To be done = Without the images, write out the whole listing exactly.

═══ Data for this task

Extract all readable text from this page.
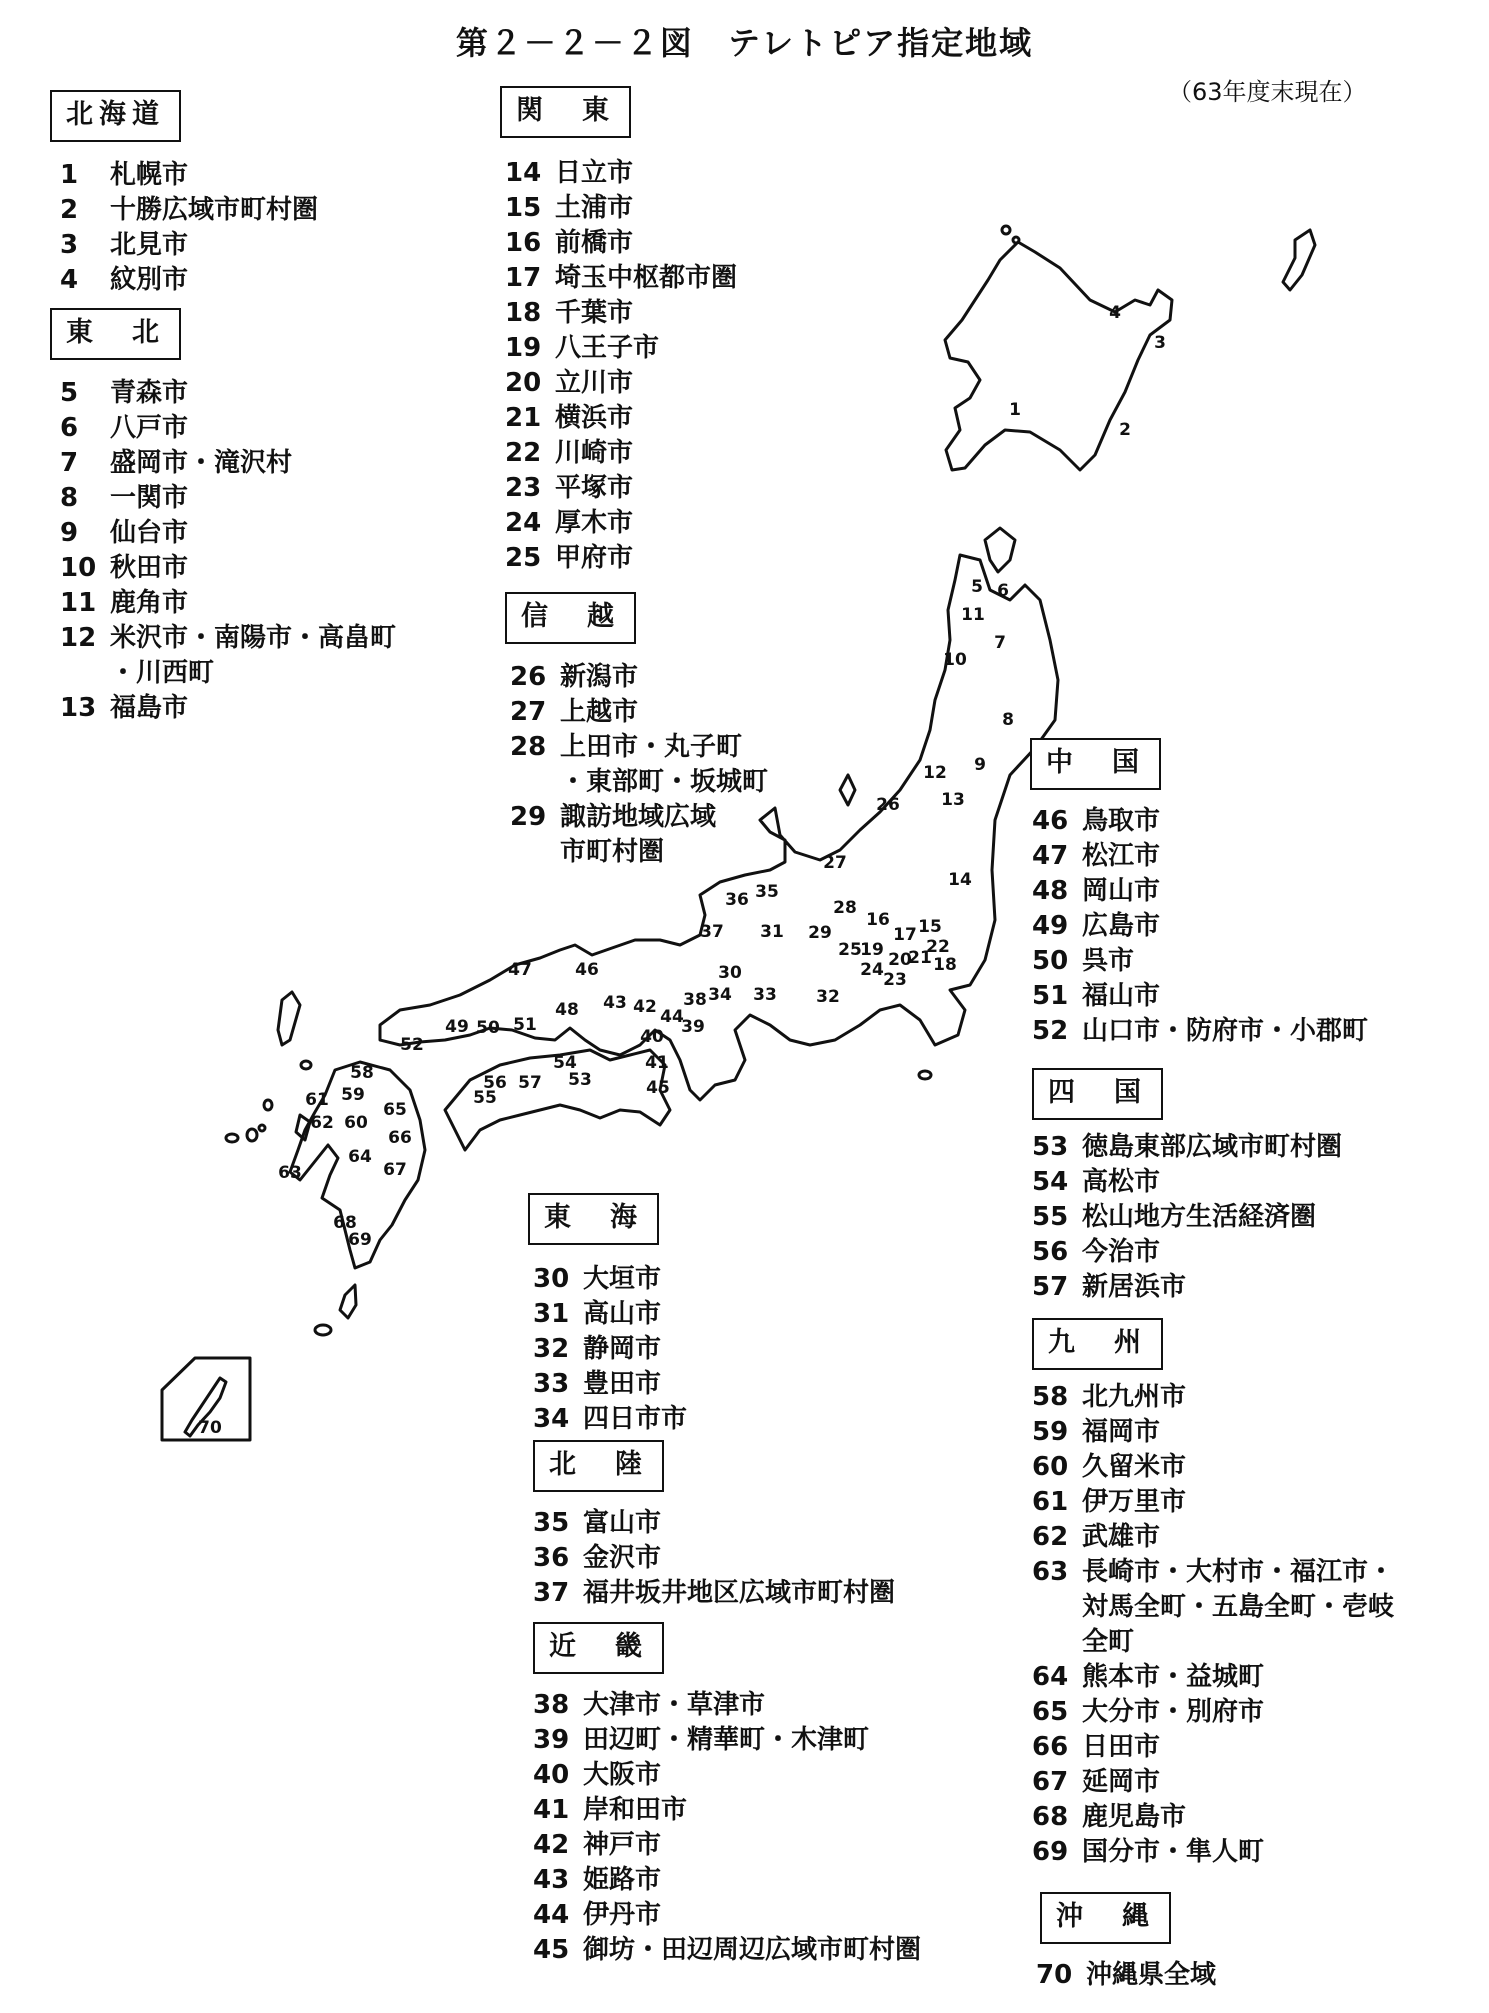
第２－２－２図　テレトピア指定地域
（63年度末現在）
1
2
3
4
5 6
7
8
9
10
11
12
13
14
15
16
17
18
19 20
21
22
23
24
25
26
27
28
29
30
31
32
33
34
35
36
37
38
39
40
41
42
43
44
45
46
47
48
49 50 51
52
53
54
55
56 57
58
59
60
61
62
63
64
65
66
67
68
69
70
北海道
1	札幌市
2	十勝広域市町村圏
3	北見市
4	紋別市
東　北
5	青森市
6	八戸市
7	盛岡市・滝沢村
8	一関市
9	仙台市
10 秋田市
11 鹿角市
12 米沢市・南陽市・高畠町
・川西町
13 福島市
関　東
14 日立市
15 土浦市
16 前橋市
17 埼玉中枢都市圏
18 千葉市
19 八王子市
20 立川市
21 横浜市
22 川崎市
23 平塚市
24 厚木市
25 甲府市
信　越
26 新潟市
27 上越市
28 上田市・丸子町
・東部町・坂城町
29 諏訪地域広域
市町村圏
東　海
30 大垣市
31 高山市
32 静岡市
33 豊田市
34 四日市市
北　陸
35 富山市
36 金沢市
37 福井坂井地区広域市町村圏
近　畿
38 大津市・草津市
39 田辺町・精華町・木津町
40 大阪市
41 岸和田市
42 神戸市
43 姫路市
44 伊丹市
45 御坊・田辺周辺広域市町村圏
中　国
46 鳥取市
47 松江市
48 岡山市
49 広島市
50 呉市
51 福山市
52 山口市・防府市・小郡町
四　国
53 徳島東部広域市町村圏
54 高松市
55 松山地方生活経済圏
56 今治市
57 新居浜市
九　州
58 北九州市
59 福岡市
60 久留米市
61 伊万里市
62 武雄市
63 長崎市・大村市・福江市・
対馬全町・五島全町・壱岐
全町
64 熊本市・益城町
65 大分市・別府市
66 日田市
67 延岡市
68 鹿児島市
69 国分市・隼人町
沖　縄
70 沖縄県全域
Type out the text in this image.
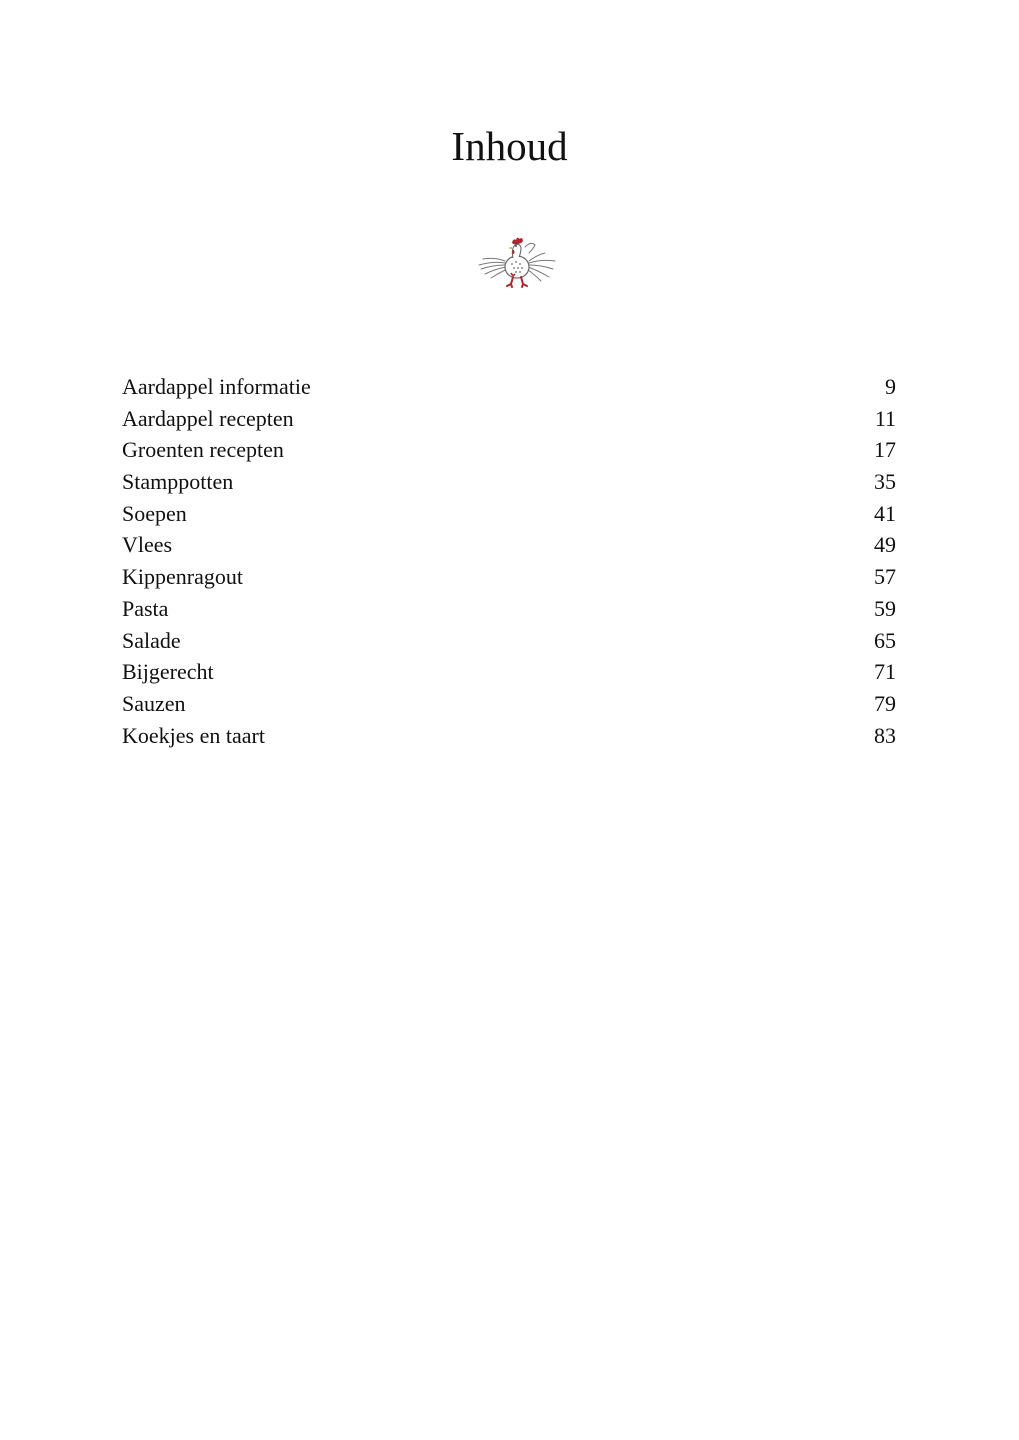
Inhoud
Aardappel informatie	9
Aardappel recepten	11
Groenten recepten	17
Stamppotten	35
Soepen	41
Vlees	49
Kippenragout	57
Pasta	59
Salade	65
Bijgerecht	71
Sauzen	79
Koekjes en taart	83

══════

Written answer =
Extract all readable text from this page.
第２－２－２図　テレトピア指定地域
（63年度末現在）
1
2
3
4
5 6
7
8
9
10
11
12
13
14
15
16
17
18
19 20
21
22
23
24
25
26
27
28
29
30
31
32
33
34
35
36
37
38
39
40
41
42
43
44
45
46
47
48
49 50 51
52
53
54
55
56 57
58
59
60
61
62
63
64
65
66
67
68
69
70
北海道
1	札幌市
2	十勝広域市町村圏
3	北見市
4	紋別市
東　北
5	青森市
6	八戸市
7	盛岡市・滝沢村
8	一関市
9	仙台市
10 秋田市
11 鹿角市
12 米沢市・南陽市・高畠町
・川西町
13 福島市
関　東
14 日立市
15 土浦市
16 前橋市
17 埼玉中枢都市圏
18 千葉市
19 八王子市
20 立川市
21 横浜市
22 川崎市
23 平塚市
24 厚木市
25 甲府市
信　越
26 新潟市
27 上越市
28 上田市・丸子町
・東部町・坂城町
29 諏訪地域広域
市町村圏
東　海
30 大垣市
31 高山市
32 静岡市
33 豊田市
34 四日市市
北　陸
35 富山市
36 金沢市
37 福井坂井地区広域市町村圏
近　畿
38 大津市・草津市
39 田辺町・精華町・木津町
40 大阪市
41 岸和田市
42 神戸市
43 姫路市
44 伊丹市
45 御坊・田辺周辺広域市町村圏
中　国
46 鳥取市
47 松江市
48 岡山市
49 広島市
50 呉市
51 福山市
52 山口市・防府市・小郡町
四　国
53 徳島東部広域市町村圏
54 高松市
55 松山地方生活経済圏
56 今治市
57 新居浜市
九　州
58 北九州市
59 福岡市
60 久留米市
61 伊万里市
62 武雄市
63 長崎市・大村市・福江市・
対馬全町・五島全町・壱岐
全町
64 熊本市・益城町
65 大分市・別府市
66 日田市
67 延岡市
68 鹿児島市
69 国分市・隼人町
沖　縄
70 沖縄県全域
Type out the text in this image.
Inhoud
Aardappel informatie	9
Aardappel recepten	11
Groenten recepten	17
Stamppotten	35
Soepen	41
Vlees	49
Kippenragout	57
Pasta	59
Salade	65
Bijgerecht	71
Sauzen	79
Koekjes en taart	83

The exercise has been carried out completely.